GOAL OF THE EXERCISE - Copy out all lines of the records in which the word "term" appears.

(Saved entries)
----
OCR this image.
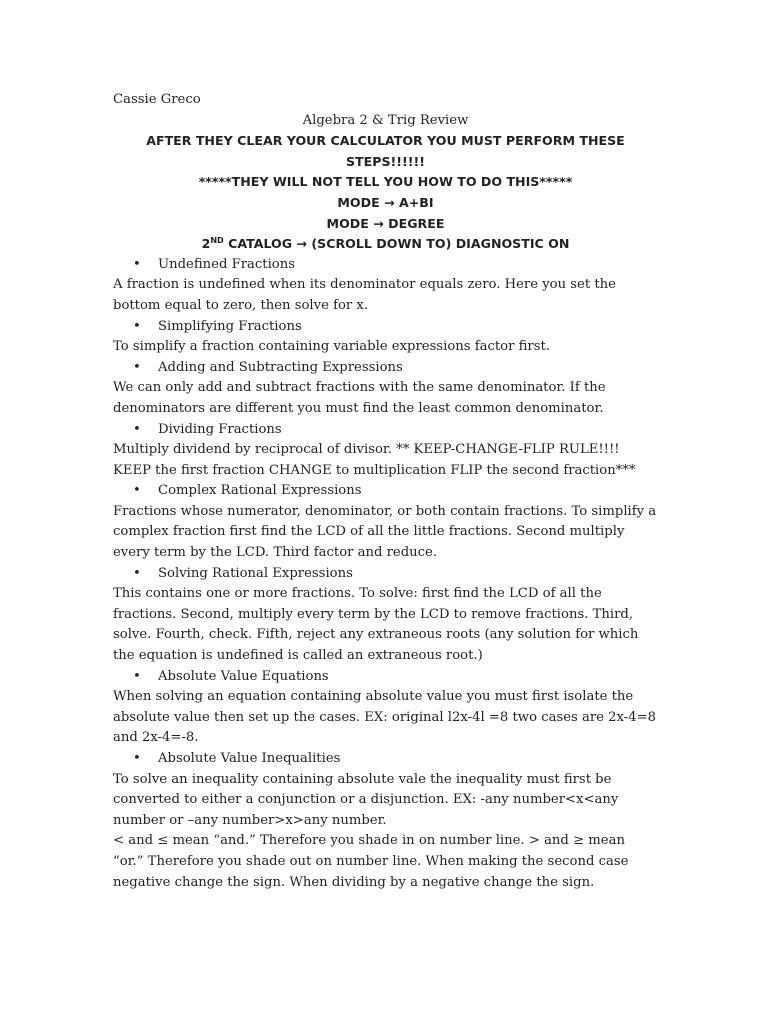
Cassie Greco

Algebra 2 & Trig Review

AFTER THEY CLEAR YOUR CALCULATOR YOU MUST PERFORM THESE STEPS!!!!!!

*****THEY WILL NOT TELL YOU HOW TO DO THIS*****

MODE → A+BI

MODE → DEGREE

2ND CATALOG → (SCROLL DOWN TO) DIAGNOSTIC ON

• Undefined Fractions

A fraction is undefined when its denominator equals zero. Here you set the bottom equal to zero, then solve for x.

• Simplifying Fractions

To simplify a fraction containing variable expressions factor first.

• Adding and Subtracting Expressions

We can only add and subtract fractions with the same denominator. If the denominators are different you must find the least common denominator.

• Dividing Fractions

Multiply dividend by reciprocal of divisor. ** KEEP-CHANGE-FLIP RULE!!!! KEEP the first fraction CHANGE to multiplication FLIP the second fraction***

• Complex Rational Expressions

Fractions whose numerator, denominator, or both contain fractions. To simplify a complex fraction first find the LCD of all the little fractions. Second multiply every term by the LCD. Third factor and reduce.

• Solving Rational Expressions

This contains one or more fractions. To solve: first find the LCD of all the fractions. Second, multiply every term by the LCD to remove fractions. Third, solve. Fourth, check. Fifth, reject any extraneous roots (any solution for which the equation is undefined is called an extraneous root.)

• Absolute Value Equations

When solving an equation containing absolute value you must first isolate the absolute value then set up the cases. EX: original l2x-4l =8 two cases are 2x-4=8 and 2x-4=-8.

• Absolute Value Inequalities

To solve an inequality containing absolute vale the inequality must first be converted to either a conjunction or a disjunction. EX: -any number<x<any number or –any number>x>any number.

< and ≤ mean “and.” Therefore you shade in on number line. > and ≥ mean “or.” Therefore you shade out on number line. When making the second case negative change the sign. When dividing by a negative change the sign.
----
EXPECTED ANSWER -
Fractions whose numerator, denominator, or both contain fractions. To simplify a complex fraction first find the LCD of all the little fractions. Second multiply every term by the LCD. Third factor and reduce.
This contains one or more fractions. To solve: first find the LCD of all the fractions. Second, multiply every term by the LCD to remove fractions. Third, solve. Fourth, check. Fifth, reject any extraneous roots (any solution for which the equation is undefined is called an extraneous root.)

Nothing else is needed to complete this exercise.